Some records:
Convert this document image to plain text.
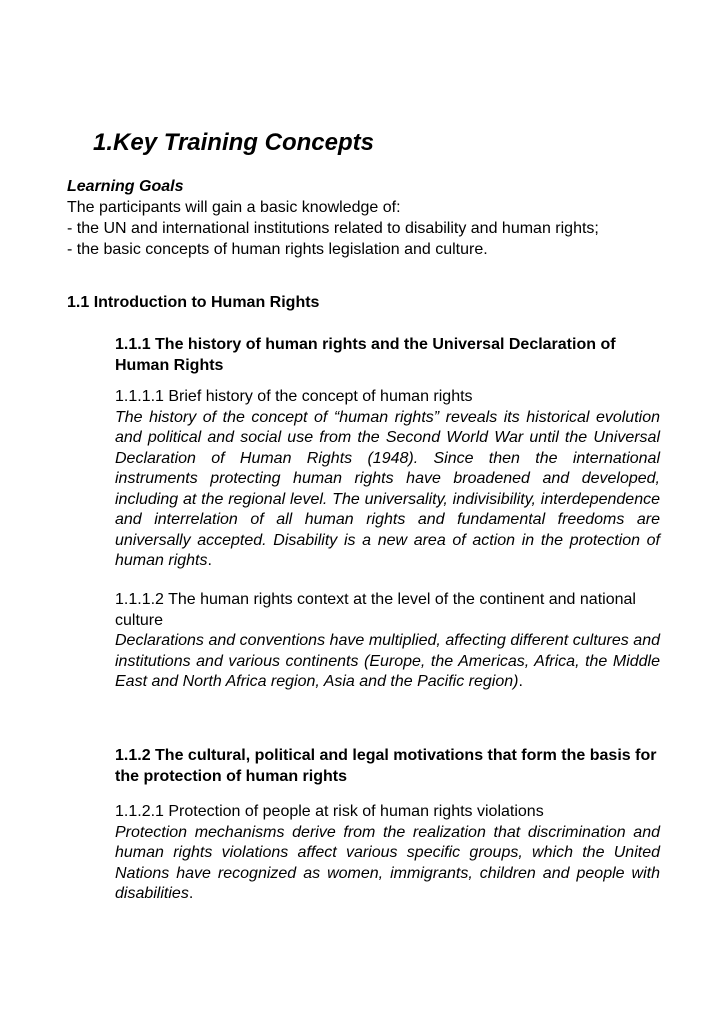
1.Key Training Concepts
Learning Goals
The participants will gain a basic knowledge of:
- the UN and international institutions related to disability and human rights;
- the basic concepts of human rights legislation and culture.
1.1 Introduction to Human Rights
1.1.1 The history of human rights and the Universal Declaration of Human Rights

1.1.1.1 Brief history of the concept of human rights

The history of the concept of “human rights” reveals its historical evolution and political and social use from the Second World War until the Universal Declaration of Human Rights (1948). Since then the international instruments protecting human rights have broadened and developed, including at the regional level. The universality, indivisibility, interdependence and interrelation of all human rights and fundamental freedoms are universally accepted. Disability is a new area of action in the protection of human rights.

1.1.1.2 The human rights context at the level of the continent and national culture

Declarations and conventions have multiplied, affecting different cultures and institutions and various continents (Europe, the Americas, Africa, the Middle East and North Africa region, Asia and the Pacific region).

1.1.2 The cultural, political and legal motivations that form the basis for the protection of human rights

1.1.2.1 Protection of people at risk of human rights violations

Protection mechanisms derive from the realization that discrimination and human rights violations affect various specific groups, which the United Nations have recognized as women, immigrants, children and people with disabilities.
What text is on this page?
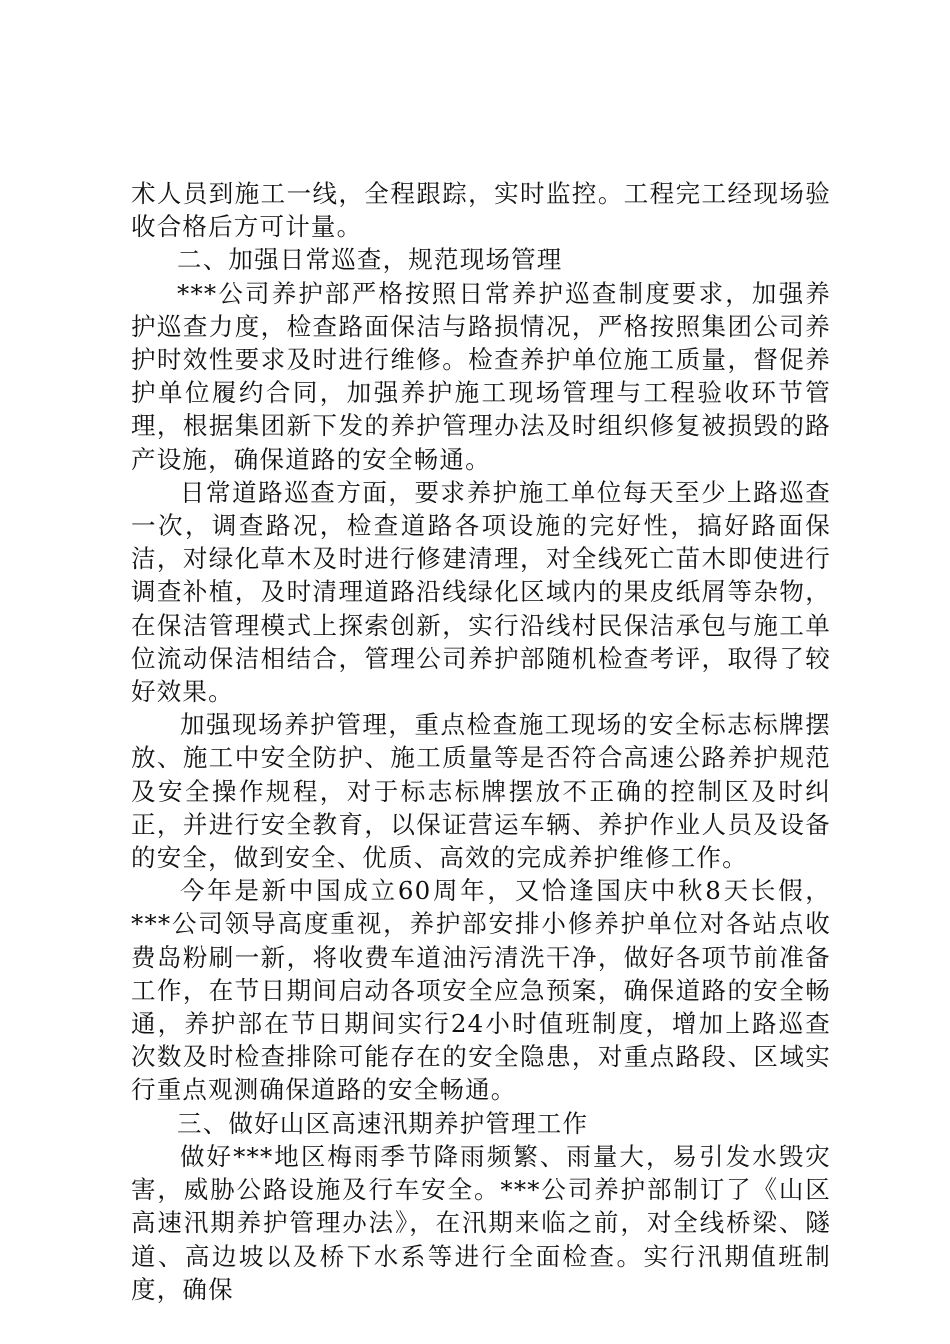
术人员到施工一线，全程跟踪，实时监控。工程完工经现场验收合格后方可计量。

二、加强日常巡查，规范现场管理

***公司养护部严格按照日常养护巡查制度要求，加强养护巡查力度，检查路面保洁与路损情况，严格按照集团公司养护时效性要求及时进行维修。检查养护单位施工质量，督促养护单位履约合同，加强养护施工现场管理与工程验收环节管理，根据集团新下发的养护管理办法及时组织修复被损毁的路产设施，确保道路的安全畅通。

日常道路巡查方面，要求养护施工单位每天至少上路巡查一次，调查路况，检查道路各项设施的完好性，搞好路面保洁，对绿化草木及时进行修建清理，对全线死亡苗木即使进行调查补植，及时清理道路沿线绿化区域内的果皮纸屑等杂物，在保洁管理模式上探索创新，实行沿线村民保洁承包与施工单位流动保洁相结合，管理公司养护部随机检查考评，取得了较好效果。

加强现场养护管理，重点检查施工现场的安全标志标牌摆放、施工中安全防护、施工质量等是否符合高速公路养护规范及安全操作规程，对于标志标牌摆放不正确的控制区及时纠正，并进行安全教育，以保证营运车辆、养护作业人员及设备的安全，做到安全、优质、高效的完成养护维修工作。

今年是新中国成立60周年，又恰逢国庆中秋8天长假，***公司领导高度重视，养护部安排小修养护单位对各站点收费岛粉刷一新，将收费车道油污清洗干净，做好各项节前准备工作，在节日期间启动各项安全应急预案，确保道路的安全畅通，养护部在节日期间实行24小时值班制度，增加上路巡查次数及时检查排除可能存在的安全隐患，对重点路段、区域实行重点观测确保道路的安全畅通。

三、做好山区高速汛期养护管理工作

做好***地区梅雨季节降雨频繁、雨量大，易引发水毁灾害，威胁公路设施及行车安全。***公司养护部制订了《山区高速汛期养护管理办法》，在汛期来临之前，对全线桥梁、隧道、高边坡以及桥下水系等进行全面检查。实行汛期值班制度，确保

* * *

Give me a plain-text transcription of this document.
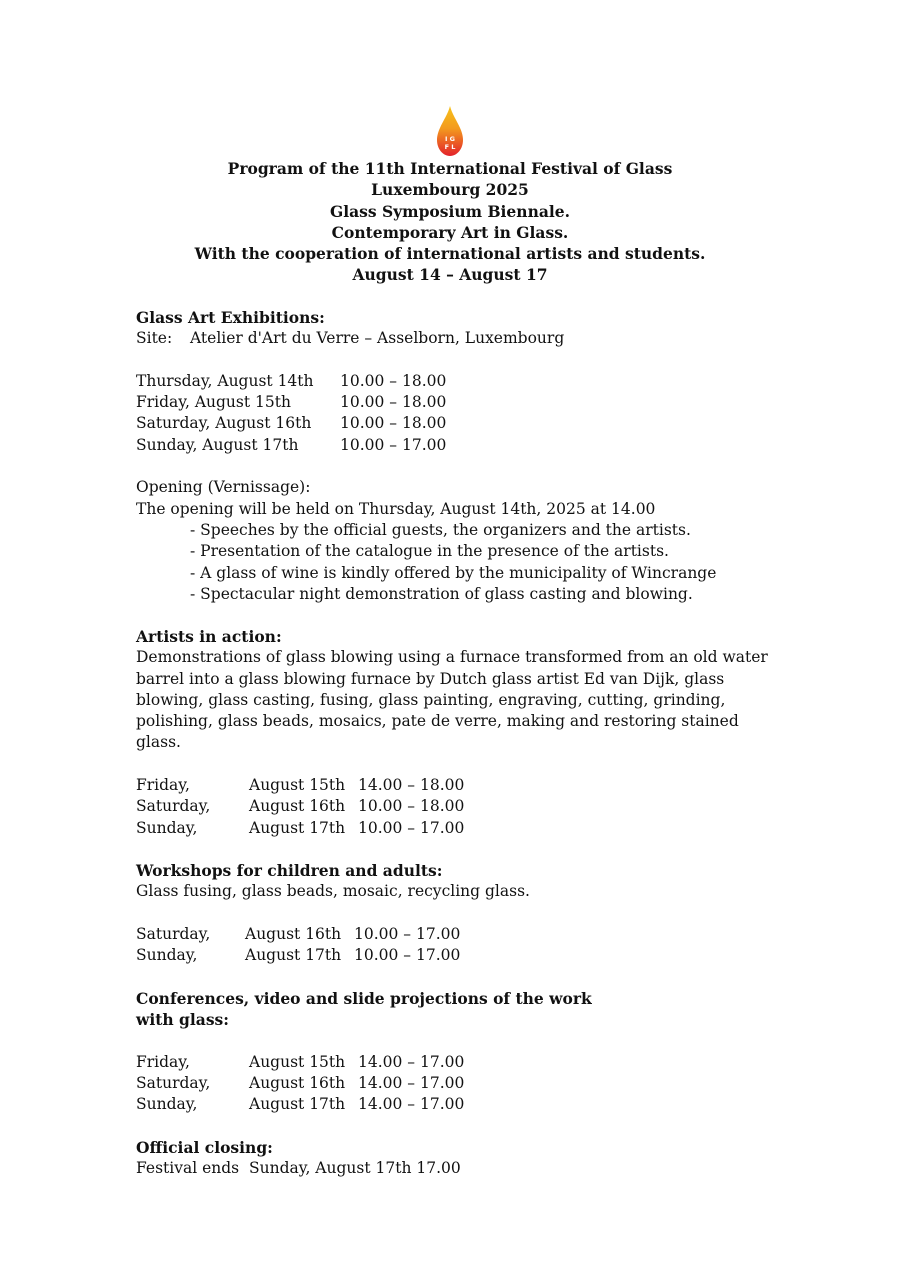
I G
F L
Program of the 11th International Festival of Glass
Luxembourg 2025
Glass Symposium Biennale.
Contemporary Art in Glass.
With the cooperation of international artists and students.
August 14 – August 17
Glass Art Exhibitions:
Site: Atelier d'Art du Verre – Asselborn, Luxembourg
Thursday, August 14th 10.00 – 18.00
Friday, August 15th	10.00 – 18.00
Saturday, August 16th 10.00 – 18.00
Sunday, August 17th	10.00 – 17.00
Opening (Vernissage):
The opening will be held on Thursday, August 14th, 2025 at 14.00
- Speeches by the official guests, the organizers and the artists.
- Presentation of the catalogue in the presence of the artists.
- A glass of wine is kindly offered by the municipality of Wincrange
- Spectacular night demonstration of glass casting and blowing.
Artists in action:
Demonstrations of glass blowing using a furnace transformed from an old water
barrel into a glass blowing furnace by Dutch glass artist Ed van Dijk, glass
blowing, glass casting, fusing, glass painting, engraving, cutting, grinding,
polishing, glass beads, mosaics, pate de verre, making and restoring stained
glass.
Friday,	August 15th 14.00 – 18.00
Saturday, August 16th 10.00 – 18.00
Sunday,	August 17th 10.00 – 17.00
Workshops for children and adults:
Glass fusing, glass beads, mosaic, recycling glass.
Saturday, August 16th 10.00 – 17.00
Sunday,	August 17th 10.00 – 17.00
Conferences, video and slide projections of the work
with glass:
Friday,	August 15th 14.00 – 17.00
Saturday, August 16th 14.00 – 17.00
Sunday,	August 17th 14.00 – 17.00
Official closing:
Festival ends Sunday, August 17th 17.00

---

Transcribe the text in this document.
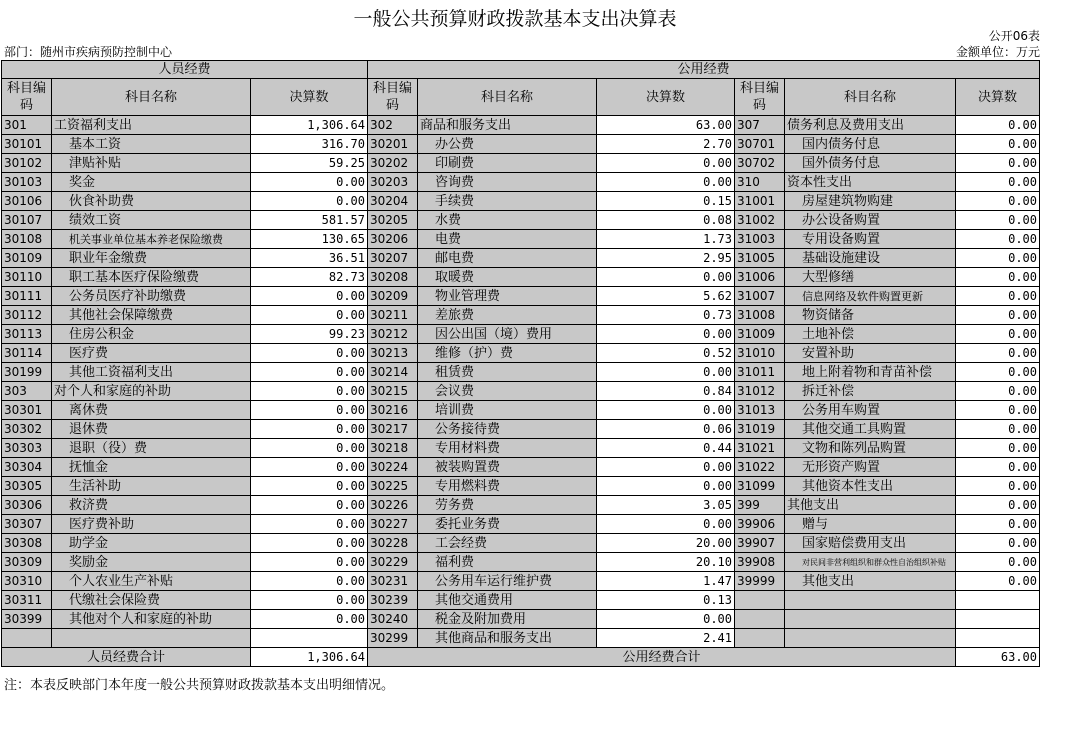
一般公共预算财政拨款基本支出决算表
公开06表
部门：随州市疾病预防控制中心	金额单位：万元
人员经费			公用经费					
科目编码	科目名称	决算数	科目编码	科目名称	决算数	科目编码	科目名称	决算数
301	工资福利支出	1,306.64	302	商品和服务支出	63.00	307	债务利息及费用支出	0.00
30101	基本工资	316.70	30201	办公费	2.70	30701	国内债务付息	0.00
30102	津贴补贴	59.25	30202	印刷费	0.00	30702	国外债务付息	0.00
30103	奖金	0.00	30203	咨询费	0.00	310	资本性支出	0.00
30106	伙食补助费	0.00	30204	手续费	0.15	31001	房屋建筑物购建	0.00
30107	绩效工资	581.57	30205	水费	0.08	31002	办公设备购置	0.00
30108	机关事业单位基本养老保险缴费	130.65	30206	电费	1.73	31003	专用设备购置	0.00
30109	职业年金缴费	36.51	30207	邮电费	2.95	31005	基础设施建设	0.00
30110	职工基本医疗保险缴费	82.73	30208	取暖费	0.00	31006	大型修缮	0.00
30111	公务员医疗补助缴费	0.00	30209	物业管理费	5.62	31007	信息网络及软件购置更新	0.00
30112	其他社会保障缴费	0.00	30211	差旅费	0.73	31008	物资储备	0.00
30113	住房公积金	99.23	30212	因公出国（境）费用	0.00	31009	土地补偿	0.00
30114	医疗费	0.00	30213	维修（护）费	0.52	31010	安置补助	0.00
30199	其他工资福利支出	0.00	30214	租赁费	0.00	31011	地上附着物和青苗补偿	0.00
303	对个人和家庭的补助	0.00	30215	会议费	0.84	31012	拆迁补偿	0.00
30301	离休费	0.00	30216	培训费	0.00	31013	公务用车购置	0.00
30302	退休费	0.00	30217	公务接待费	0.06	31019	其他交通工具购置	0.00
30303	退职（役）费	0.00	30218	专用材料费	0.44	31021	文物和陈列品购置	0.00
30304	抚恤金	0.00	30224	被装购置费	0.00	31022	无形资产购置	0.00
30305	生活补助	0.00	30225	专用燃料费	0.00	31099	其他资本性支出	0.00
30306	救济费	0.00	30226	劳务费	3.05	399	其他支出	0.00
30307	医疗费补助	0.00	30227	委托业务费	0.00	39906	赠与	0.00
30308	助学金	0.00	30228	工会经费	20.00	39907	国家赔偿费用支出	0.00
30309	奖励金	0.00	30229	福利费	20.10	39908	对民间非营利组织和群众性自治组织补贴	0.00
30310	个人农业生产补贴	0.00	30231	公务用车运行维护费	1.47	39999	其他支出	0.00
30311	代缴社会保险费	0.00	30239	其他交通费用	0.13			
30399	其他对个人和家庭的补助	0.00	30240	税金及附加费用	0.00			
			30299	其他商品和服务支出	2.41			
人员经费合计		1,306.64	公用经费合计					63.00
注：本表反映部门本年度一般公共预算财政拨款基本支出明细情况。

» Written request: From the entries, copy out each line containing the word "level".

» In response:
The history of the concept of “human rights” reveals its historical evolution and political and social use from the Second World War until the Universal Declaration of Human Rights (1948). Since then the international instruments protecting human rights have broadened and developed, including at the regional level. The universality, indivisibility, interdependence and interrelation of all human rights and fundamental freedoms are universally accepted. Disability is a new area of action in the protection of human rights.
1.1.1.2 The human rights context at the level of the continent and national culture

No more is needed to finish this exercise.